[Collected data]

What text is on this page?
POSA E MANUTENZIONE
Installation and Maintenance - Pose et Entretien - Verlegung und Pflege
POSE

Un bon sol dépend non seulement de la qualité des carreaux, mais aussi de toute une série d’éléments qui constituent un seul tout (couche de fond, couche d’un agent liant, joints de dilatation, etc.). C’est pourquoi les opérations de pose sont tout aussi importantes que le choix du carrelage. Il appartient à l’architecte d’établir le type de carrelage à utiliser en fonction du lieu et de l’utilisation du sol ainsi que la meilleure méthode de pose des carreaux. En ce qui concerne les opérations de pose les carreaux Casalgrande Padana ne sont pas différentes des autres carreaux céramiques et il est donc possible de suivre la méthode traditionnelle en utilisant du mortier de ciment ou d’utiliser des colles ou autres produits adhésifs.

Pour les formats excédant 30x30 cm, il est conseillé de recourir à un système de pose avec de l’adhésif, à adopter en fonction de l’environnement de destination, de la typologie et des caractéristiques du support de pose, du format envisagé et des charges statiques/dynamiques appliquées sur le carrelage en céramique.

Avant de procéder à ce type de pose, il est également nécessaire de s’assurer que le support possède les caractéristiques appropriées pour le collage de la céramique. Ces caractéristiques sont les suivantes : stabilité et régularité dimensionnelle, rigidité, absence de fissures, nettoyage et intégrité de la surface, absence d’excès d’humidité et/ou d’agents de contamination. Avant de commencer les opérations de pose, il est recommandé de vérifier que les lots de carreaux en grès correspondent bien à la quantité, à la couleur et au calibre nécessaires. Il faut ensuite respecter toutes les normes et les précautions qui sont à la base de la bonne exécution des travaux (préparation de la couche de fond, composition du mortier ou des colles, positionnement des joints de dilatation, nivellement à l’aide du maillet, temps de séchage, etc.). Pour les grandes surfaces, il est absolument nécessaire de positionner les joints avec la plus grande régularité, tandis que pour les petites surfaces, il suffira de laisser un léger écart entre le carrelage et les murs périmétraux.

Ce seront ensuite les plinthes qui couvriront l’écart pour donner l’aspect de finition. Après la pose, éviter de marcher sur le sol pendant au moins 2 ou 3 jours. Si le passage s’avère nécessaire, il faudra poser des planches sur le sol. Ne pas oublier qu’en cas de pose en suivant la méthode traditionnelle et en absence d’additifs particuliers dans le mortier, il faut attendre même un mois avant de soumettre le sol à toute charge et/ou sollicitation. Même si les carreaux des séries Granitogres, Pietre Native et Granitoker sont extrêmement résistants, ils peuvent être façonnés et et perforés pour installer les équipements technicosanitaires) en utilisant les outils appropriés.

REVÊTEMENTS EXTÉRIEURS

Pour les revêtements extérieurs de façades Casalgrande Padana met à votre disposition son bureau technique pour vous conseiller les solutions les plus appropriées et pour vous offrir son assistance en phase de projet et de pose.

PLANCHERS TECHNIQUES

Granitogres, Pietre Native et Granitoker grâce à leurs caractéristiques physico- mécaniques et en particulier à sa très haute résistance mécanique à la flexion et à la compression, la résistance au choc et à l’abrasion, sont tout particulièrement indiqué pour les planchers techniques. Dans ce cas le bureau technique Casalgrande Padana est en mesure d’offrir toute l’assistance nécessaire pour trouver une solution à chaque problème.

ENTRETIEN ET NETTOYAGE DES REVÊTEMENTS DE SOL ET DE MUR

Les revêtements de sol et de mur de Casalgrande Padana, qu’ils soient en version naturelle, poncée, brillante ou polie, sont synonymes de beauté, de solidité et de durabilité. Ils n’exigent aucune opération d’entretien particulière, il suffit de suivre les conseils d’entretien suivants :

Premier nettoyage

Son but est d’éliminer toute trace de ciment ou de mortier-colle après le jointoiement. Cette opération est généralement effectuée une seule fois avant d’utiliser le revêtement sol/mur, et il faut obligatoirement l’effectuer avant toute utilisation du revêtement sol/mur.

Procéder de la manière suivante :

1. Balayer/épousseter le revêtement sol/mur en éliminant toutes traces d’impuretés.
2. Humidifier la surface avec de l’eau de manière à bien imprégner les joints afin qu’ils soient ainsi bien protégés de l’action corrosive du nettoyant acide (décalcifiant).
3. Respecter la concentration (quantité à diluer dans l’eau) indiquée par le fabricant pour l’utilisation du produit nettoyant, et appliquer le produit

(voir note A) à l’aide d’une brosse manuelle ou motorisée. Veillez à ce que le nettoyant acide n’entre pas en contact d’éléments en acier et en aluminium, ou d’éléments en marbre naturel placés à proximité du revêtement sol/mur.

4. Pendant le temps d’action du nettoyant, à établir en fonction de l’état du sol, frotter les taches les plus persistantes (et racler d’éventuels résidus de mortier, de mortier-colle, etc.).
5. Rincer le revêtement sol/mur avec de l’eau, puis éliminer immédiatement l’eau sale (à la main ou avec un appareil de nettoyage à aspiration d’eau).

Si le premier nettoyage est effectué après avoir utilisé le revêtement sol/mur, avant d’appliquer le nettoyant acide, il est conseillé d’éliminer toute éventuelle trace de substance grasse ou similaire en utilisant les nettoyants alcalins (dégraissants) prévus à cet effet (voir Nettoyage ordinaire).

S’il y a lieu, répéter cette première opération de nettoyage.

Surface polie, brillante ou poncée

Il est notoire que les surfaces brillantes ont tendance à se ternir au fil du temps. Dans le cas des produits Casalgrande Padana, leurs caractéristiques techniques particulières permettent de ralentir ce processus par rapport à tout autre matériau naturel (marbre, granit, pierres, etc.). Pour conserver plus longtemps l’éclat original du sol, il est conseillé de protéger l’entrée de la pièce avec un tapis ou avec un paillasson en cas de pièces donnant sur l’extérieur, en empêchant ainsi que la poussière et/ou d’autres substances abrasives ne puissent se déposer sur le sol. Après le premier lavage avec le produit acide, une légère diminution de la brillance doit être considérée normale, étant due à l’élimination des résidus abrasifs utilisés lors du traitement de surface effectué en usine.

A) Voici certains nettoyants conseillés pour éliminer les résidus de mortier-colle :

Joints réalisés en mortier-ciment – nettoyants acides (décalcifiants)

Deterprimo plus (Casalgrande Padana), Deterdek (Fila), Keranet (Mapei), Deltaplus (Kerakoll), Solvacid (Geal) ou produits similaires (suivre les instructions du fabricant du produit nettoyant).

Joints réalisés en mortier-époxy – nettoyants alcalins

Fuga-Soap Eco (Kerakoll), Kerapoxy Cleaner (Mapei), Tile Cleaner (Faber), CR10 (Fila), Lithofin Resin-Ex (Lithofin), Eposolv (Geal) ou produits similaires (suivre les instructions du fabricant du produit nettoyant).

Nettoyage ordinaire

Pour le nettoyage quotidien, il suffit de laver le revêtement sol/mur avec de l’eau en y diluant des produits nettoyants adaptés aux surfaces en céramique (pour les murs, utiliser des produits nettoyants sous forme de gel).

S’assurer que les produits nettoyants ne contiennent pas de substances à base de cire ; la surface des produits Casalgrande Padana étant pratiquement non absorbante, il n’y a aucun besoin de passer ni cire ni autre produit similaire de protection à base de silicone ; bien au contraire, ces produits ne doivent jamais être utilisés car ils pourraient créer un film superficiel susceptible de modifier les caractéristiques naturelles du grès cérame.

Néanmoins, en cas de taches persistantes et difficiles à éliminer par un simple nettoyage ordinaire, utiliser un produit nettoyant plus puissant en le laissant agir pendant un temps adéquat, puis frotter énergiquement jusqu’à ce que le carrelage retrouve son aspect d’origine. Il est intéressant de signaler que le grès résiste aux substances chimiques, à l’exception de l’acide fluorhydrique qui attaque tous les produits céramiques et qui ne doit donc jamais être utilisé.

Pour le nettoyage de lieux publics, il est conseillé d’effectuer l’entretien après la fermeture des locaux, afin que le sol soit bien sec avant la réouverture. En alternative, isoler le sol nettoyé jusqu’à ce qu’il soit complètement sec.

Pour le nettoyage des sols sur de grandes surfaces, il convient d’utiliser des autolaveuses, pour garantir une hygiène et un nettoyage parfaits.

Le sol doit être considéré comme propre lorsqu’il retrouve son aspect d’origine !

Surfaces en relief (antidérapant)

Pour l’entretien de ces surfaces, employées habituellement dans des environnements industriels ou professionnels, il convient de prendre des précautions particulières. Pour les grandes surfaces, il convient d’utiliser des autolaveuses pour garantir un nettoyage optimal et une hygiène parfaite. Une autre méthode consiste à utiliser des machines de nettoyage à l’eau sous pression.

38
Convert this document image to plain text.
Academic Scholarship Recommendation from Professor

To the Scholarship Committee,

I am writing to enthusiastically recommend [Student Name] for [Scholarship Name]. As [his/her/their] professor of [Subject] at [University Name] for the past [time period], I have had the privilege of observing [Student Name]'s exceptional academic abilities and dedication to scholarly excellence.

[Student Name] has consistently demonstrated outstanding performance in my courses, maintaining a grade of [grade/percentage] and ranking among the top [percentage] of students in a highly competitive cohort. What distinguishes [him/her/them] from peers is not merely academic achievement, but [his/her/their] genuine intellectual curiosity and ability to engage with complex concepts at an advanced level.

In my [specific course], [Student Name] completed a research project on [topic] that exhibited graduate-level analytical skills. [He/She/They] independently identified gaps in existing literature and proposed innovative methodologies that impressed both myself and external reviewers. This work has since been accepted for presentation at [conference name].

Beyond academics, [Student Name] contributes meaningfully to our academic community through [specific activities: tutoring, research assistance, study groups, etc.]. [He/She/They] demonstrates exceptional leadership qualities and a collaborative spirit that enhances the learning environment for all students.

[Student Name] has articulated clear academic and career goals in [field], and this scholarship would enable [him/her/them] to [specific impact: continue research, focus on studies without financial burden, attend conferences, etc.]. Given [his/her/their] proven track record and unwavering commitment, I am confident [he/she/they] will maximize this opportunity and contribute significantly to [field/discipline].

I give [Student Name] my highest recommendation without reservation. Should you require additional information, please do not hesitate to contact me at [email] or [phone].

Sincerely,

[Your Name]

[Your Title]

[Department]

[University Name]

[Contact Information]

● Short exercise:
Which lines above contain the word "soient"? Copy each of them.

● Response:
Les revêtements de sol et de mur de Casalgrande Padana, qu’ils soient en version naturelle, poncée, brillante ou polie, sont synonymes de beauté, de solidité et de durabilité. Ils n’exigent aucune opération d’entretien particulière, il suffit de suivre les conseils d’entretien suivants :
2. Humidifier la surface avec de l’eau de manière à bien imprégner les joints afin qu’ils soient ainsi bien protégés de l’action corrosive du nettoyant acide (décalcifiant).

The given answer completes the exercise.